#### ESTRATTO SELEZIONATO:

_ _ _ _ _

La differenza tra le generazioni di giovani calciatori ha da sempre suscitato un dibattito acceso e vibrante, soprattutto quando si considera l’approccio e il trattamento che ricevono da parte dei compagni e dei tecnici. Ognuno di noi porta da sempre l’acqua al mulino del suo tempo, per cui quando i giovani Delpiero e Totti infiammavano una serie A già farcita di campioni, c’era chi rimpiangeva gli Zico e i Maradona, se non i Rivera e i Mazzola.
La recente intervista di Robert Lewandowski segue questo filone: il nove blaugrana ha raccontato la sua esperienza con giovani talenti come Lamine Yamal, Cubarsi, Gavi e Pedri, evidenziando una caratteristica della Gen Z peculiare per abitudini e aspettative. In particolare il centravanti polacco ha stigmatizzato il fatto che i giovani calciatori non siano ricettivi quando dalla panchina o dalla lavagna tattica giunga l’“urlo” o l’indicazione più decisa e vicina al rimprovero.
Lo spunto di questa testimonianza conduce a una riflessione sulla centralità del ruolo di un allenatore nello sviluppo dei giovani atleti, di qualsiasi disciplina sportiva si parli: i modelli teorici e gli schemi predefiniti non possono sostituire la complessità e la ricchezza dell’esperienza diretta sul campo.
Alcuni mister di giovanili sembrerebbero più “cattivi maestri” che educatori, confondendo la propria frustrazione con la virtù pedagogica e utilizzando l’urlo e la critica umiliante come strumenti di “educazione”, creando una rappresentazione distorta della realtà del gioco.

_ _ _ _ _

#### INFORMAZIONI ESTRATTE:

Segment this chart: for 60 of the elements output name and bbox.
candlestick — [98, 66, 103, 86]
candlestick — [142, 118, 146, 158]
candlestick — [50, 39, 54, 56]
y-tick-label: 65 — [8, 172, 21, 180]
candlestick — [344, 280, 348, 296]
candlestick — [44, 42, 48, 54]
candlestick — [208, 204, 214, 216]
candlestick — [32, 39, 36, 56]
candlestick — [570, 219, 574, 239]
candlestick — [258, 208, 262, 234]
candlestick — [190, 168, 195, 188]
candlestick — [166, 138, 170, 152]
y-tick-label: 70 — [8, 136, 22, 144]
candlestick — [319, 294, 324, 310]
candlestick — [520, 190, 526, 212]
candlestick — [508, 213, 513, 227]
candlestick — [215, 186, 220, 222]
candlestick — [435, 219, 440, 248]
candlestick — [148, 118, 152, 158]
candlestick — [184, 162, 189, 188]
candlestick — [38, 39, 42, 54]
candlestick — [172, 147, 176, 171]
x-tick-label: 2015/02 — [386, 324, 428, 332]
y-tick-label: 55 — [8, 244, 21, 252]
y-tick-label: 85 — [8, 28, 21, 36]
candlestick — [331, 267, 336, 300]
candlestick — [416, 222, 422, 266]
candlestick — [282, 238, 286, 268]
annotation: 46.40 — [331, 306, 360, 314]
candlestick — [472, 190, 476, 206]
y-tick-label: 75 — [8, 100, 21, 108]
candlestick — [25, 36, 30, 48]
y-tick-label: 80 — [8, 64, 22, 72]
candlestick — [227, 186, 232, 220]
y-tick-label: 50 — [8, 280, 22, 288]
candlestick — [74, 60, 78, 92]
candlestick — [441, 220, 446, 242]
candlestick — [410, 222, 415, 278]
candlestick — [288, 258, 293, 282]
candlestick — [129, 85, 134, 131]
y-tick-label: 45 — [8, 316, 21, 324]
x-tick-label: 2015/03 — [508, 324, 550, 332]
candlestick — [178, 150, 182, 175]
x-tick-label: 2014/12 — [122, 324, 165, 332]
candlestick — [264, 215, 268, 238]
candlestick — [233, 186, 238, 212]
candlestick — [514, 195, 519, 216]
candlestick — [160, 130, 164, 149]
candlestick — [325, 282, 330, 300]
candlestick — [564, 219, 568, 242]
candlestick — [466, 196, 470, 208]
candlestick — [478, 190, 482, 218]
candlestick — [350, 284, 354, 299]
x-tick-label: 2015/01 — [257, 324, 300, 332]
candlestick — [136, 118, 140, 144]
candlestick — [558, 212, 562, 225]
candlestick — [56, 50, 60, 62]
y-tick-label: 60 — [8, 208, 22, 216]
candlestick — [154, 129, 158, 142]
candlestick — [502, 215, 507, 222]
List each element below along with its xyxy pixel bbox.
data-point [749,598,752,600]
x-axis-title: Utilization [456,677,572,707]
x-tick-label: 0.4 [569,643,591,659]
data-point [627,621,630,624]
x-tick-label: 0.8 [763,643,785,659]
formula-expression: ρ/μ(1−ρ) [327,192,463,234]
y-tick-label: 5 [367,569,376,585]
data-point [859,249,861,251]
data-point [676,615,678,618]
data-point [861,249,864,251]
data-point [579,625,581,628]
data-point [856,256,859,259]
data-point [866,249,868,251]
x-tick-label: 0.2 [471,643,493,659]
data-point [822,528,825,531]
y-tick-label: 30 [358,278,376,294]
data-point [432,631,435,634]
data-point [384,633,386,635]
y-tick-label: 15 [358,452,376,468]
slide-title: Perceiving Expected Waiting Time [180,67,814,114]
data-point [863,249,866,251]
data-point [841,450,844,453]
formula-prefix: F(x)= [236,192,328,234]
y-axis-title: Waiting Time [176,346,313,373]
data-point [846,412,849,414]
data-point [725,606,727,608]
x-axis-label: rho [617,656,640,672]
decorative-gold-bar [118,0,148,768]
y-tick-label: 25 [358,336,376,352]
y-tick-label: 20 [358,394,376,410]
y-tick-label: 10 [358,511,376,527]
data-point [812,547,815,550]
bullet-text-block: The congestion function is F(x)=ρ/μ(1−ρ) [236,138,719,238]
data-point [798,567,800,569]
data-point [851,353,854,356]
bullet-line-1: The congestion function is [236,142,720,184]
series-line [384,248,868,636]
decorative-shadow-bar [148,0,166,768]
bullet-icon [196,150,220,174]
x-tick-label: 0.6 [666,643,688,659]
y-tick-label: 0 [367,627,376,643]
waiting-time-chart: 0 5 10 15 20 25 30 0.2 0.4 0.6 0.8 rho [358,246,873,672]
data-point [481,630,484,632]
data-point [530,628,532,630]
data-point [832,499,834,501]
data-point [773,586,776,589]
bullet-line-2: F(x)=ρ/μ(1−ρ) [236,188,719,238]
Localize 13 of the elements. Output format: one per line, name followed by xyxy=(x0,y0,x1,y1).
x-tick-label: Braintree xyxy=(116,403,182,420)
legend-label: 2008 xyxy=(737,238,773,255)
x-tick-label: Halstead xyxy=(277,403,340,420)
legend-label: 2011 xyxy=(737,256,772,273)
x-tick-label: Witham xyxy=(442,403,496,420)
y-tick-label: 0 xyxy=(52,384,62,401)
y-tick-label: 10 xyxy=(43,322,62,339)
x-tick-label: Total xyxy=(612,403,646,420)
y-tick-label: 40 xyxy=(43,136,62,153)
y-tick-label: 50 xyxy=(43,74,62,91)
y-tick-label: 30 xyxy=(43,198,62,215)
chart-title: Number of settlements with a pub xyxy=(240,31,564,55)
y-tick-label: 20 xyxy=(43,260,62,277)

_ _ _ _ _

#### COMPITO ASSEGNATO 1:
Rispondi alle seguenti domande sul testo sui giovani calciatori, una per riga:
(a) Quali giovani talenti cita Lewandowski nella sua intervista?
(b) Che cosa non possono sostituire i modelli teorici e gli schemi predefiniti?
(c) Con che cosa confondono la propria frustrazione alcuni mister di giovanili?
#### COMPITO ASSEGNATO 2:
Riscrivi sotto forma di elenco puntato il paragrafo del testo sui giovani calciatori che inizia con "La recente intervista di Robert Lewandowski", mantenendone i fatti principali.
#### COMPITO ASSEGNATO 3:
Trascrivi fedelmente la parte del testo sui giovani calciatori compresa tra "Lo spunto di" e "diretta sul campo.", estremi inclusi.
Rispondi basandoti esclusivamente sul testo sui giovani calciatori, senza ricorrere ai dati.

#### RISPOSTA AL COMPITO 1:
(a) Lamine Yamal, Cubarsi, Gavi e Pedri.
(b) La complessità e la ricchezza dell'esperienza diretta sul campo.
(c) Con la virtù pedagogica.

#### RISPOSTA AL COMPITO 2:
- Robert Lewandowski, il nove blaugrana, ha raccontato in una recente intervista la sua esperienza con giovani talenti come Lamine Yamal, Cubarsi, Gavi e Pedri.
- Ha evidenziato una caratteristica della Gen Z, peculiare per abitudini e aspettative.
- Ha criticato il fatto che i giovani calciatori non siano ricettivi all'"urlo" o alle indicazioni più decise, vicine al rimprovero, che arrivano dalla panchina o dalla lavagna tattica.

#### RISPOSTA AL COMPITO 3:
Lo spunto di questa testimonianza conduce a una riflessione sulla centralità del ruolo di un allenatore nello sviluppo dei giovani atleti, di qualsiasi disciplina sportiva si parli: i modelli teorici e gli schemi predefiniti non possono sostituire la complessità e la ricchezza dell’esperienza diretta sul campo.